Data entries
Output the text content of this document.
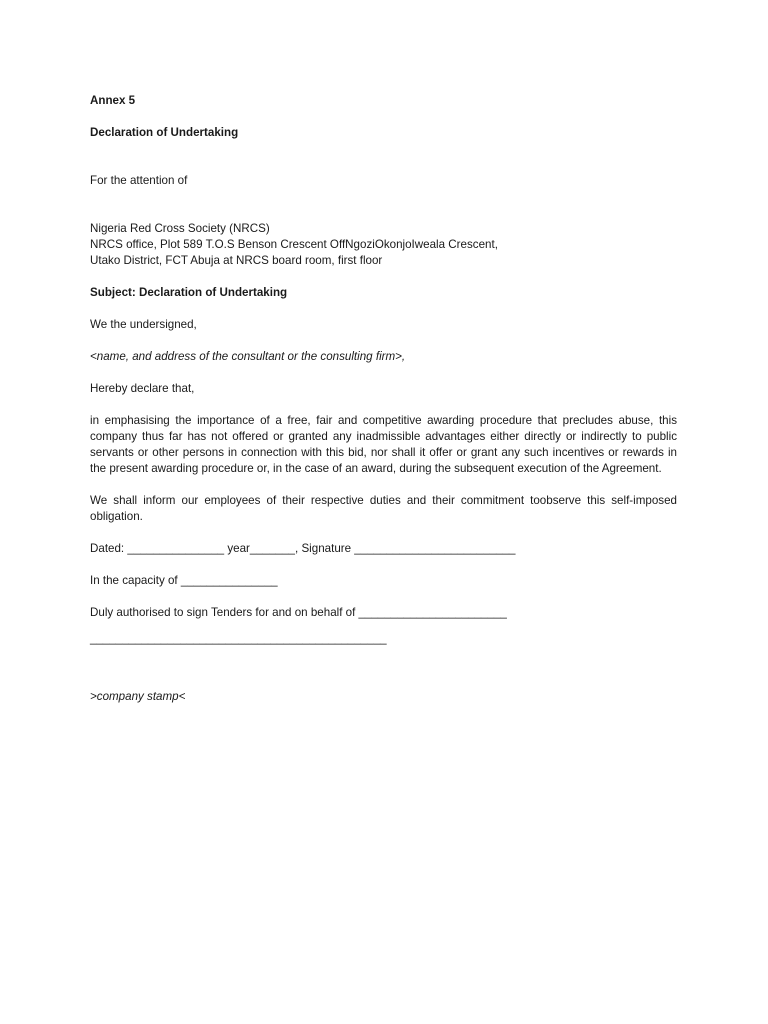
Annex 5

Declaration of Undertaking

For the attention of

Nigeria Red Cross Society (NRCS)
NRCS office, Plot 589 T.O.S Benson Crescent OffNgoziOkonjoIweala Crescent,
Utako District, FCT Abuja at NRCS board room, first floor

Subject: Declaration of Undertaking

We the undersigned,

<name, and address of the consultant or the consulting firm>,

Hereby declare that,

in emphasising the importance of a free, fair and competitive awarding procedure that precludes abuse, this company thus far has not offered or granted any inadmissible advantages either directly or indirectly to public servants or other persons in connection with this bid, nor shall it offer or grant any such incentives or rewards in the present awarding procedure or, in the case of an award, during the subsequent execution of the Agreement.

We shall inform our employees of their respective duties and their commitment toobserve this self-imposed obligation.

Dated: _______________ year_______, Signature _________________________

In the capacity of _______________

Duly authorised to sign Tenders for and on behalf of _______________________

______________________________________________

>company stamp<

--

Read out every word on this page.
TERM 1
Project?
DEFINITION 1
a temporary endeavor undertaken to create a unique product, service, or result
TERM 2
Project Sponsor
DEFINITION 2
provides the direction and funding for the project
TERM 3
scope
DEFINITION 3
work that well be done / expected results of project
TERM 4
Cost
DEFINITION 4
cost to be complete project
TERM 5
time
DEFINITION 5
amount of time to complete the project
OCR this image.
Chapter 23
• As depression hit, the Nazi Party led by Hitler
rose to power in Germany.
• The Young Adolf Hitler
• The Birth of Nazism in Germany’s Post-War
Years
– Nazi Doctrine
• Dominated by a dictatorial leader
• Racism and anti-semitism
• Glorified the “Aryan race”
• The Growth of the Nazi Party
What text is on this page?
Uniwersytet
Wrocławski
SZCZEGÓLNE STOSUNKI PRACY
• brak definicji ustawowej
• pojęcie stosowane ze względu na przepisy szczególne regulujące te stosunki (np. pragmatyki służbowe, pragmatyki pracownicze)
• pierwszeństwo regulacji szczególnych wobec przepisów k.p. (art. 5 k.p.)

==

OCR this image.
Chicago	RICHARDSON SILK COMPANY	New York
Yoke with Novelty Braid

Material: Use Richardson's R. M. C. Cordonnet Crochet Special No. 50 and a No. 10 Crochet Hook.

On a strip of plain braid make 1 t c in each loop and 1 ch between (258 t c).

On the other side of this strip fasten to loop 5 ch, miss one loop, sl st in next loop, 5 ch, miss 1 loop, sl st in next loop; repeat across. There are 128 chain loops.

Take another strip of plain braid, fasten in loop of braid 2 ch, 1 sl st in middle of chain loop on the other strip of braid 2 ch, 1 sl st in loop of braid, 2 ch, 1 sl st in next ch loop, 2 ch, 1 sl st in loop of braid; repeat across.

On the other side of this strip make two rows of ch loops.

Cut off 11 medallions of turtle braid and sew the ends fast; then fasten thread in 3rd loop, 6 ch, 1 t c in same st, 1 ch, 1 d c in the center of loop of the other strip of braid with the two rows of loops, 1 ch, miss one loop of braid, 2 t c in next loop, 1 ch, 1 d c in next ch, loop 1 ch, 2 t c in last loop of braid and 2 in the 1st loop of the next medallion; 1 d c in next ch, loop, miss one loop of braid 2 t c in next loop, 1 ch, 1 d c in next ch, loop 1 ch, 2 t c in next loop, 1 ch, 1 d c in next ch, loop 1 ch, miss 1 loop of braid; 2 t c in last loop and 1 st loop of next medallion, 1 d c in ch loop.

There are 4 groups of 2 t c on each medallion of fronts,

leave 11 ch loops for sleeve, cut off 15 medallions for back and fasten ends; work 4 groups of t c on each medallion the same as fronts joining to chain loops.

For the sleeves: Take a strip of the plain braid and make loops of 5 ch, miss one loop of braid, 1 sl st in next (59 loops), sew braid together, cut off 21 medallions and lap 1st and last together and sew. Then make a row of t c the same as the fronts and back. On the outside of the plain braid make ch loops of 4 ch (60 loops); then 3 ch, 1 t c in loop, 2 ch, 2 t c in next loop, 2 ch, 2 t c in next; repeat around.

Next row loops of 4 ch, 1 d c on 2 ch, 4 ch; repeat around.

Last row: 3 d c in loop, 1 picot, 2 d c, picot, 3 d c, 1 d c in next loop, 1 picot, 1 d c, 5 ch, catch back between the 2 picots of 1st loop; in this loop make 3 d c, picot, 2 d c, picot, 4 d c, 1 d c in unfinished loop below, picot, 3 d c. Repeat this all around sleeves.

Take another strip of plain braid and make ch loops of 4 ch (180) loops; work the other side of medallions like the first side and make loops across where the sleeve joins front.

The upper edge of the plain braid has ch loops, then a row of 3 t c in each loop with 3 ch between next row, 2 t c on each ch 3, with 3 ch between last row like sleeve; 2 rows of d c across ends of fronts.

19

Directions
Determine the number of lines in the records that include the string "Undertaking", and respond with that number only.

Exercise result
2